**Given entries:**
________________________________________
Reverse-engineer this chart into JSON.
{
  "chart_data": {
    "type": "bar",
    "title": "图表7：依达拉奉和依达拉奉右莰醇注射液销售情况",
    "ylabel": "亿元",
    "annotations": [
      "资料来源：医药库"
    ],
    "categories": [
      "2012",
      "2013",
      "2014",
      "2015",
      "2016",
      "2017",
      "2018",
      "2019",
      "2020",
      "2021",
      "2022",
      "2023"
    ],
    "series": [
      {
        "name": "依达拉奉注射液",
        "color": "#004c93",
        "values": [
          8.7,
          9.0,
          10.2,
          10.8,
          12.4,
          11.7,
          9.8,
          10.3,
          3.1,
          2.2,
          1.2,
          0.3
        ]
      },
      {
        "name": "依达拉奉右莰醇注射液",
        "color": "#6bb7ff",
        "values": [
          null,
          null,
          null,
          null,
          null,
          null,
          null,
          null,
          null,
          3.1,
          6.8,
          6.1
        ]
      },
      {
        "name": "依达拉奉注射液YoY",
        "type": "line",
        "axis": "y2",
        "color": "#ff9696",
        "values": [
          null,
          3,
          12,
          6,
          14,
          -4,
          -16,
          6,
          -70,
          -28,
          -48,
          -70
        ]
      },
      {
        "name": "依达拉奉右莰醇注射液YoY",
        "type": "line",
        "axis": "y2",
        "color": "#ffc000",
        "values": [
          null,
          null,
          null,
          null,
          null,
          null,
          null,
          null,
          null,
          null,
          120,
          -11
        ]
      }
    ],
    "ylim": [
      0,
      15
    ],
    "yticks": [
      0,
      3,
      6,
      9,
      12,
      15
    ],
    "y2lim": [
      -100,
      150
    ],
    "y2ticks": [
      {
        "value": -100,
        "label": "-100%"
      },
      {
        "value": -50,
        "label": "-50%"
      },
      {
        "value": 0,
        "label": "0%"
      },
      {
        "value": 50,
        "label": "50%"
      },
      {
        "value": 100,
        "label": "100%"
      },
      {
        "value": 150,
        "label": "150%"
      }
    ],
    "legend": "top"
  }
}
________________________________________
**The task:** Using the material above, copy every line in which the string "color" occurs.

**Output below:**
        "color": "#004c93",
        "color": "#6bb7ff",
        "color": "#ff9696",
        "color": "#ffc000",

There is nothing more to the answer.